## TASK BRIEF
Copy out the entries below in full and exactly.

....

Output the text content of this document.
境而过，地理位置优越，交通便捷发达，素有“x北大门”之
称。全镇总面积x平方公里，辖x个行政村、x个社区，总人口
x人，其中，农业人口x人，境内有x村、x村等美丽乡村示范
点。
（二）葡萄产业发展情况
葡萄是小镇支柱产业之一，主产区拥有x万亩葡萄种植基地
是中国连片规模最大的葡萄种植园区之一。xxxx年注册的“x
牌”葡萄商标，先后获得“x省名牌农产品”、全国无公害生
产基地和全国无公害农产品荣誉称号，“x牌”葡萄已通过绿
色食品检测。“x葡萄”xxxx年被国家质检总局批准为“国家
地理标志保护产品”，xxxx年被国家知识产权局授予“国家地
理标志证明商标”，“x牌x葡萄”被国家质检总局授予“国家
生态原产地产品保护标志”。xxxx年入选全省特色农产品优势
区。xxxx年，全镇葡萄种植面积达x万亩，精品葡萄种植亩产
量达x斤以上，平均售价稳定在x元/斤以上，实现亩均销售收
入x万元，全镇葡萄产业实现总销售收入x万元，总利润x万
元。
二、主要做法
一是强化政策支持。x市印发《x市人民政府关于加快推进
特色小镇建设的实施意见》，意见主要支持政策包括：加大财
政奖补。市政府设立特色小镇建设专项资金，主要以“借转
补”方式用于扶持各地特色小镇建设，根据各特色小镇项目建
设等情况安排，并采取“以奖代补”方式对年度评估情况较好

....

## RESPONSE FOR THIS EXERCISE
Output the text content of this document.
境而过，地理位置优越，交通便捷发达，素有“x北大门”之
称。全镇总面积x平方公里，辖x个行政村、x个社区，总人口
x人，其中，农业人口x人，境内有x村、x村等美丽乡村示范
点。
（二）葡萄产业发展情况
葡萄是小镇支柱产业之一，主产区拥有x万亩葡萄种植基地
是中国连片规模最大的葡萄种植园区之一。xxxx年注册的“x
牌”葡萄商标，先后获得“x省名牌农产品”、全国无公害生
产基地和全国无公害农产品荣誉称号，“x牌”葡萄已通过绿
色食品检测。“x葡萄”xxxx年被国家质检总局批准为“国家
地理标志保护产品”，xxxx年被国家知识产权局授予“国家地
理标志证明商标”，“x牌x葡萄”被国家质检总局授予“国家
生态原产地产品保护标志”。xxxx年入选全省特色农产品优势
区。xxxx年，全镇葡萄种植面积达x万亩，精品葡萄种植亩产
量达x斤以上，平均售价稳定在x元/斤以上，实现亩均销售收
入x万元，全镇葡萄产业实现总销售收入x万元，总利润x万
元。
二、主要做法
一是强化政策支持。x市印发《x市人民政府关于加快推进
特色小镇建设的实施意见》，意见主要支持政策包括：加大财
政奖补。市政府设立特色小镇建设专项资金，主要以“借转
补”方式用于扶持各地特色小镇建设，根据各特色小镇项目建
设等情况安排，并采取“以奖代补”方式对年度评估情况较好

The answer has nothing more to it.